#### [Exercise brief]
Where a line holds the string "from", return that line.

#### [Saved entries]
* BEGIN *

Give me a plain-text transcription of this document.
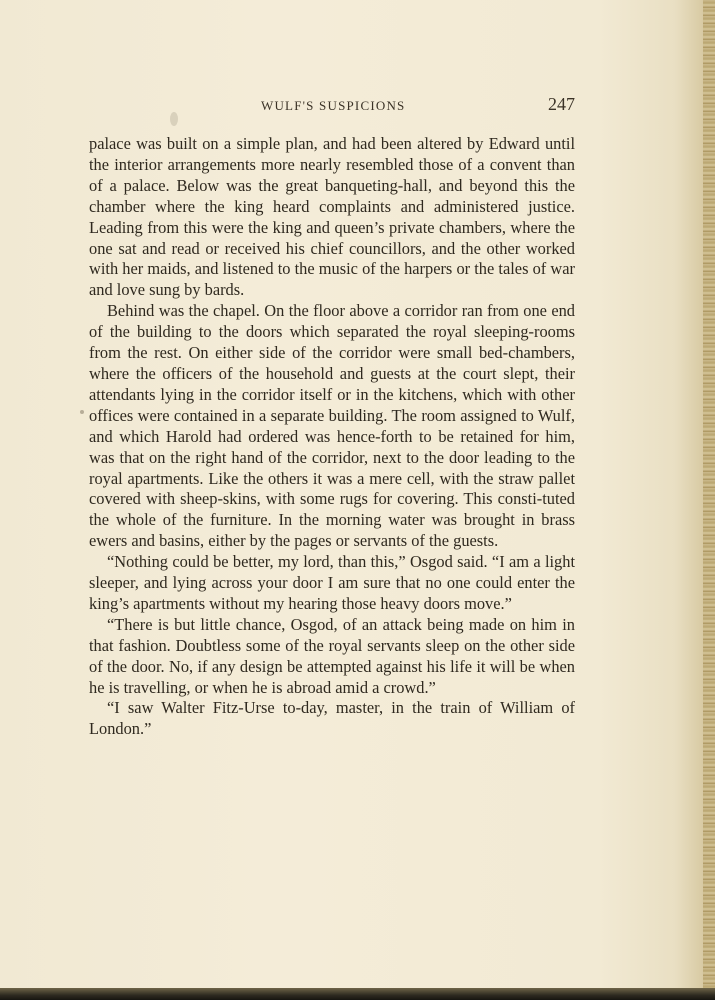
WULF'S SUSPICIONS	247

palace was built on a simple plan, and had been altered by Edward until the interior arrangements more nearly resembled those of a convent than of a palace. Below was the great banqueting-hall, and beyond this the chamber where the king heard complaints and administered justice. Leading from this were the king and queen’s private chambers, where the one sat and read or received his chief councillors, and the other worked with her maids, and listened to the music of the harpers or the tales of war and love sung by bards.

Behind was the chapel. On the floor above a corridor ran from one end of the building to the doors which separated the royal sleeping-rooms from the rest. On either side of the corridor were small bed-chambers, where the officers of the household and guests at the court slept, their attendants lying in the corridor itself or in the kitchens, which with other offices were contained in a separate building. The room assigned to Wulf, and which Harold had ordered was hence-forth to be retained for him, was that on the right hand of the corridor, next to the door leading to the royal apartments. Like the others it was a mere cell, with the straw pallet covered with sheep-skins, with some rugs for covering. This consti-tuted the whole of the furniture. In the morning water was brought in brass ewers and basins, either by the pages or servants of the guests.

“Nothing could be better, my lord, than this,” Osgod said. “I am a light sleeper, and lying across your door I am sure that no one could enter the king’s apartments without my hearing those heavy doors move.”

“There is but little chance, Osgod, of an attack being made on him in that fashion. Doubtless some of the royal servants sleep on the other side of the door. No, if any design be attempted against his life it will be when he is travelling, or when he is abroad amid a crowd.”

“I saw Walter Fitz-Urse to-day, master, in the train of William of London.”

* END *

#### [Exercise response]
palace was built on a simple plan, and had been altered by Edward until the interior arrangements more nearly resembled those of a convent than of a palace. Below was the great banqueting-hall, and beyond this the chamber where the king heard complaints and administered justice. Leading from this were the king and queen’s private chambers, where the one sat and read or received his chief councillors, and the other worked with her maids, and listened to the music of the harpers or the tales of war and love sung by bards.
Behind was the chapel. On the floor above a corridor ran from one end of the building to the doors which separated the royal sleeping-rooms from the rest. On either side of the corridor were small bed-chambers, where the officers of the household and guests at the court slept, their attendants lying in the corridor itself or in the kitchens, which with other offices were contained in a separate building. The room assigned to Wulf, and which Harold had ordered was hence-forth to be retained for him, was that on the right hand of the corridor, next to the door leading to the royal apartments. Like the others it was a mere cell, with the straw pallet covered with sheep-skins, with some rugs for covering. This consti-tuted the whole of the furniture. In the morning water was brought in brass ewers and basins, either by the pages or servants of the guests.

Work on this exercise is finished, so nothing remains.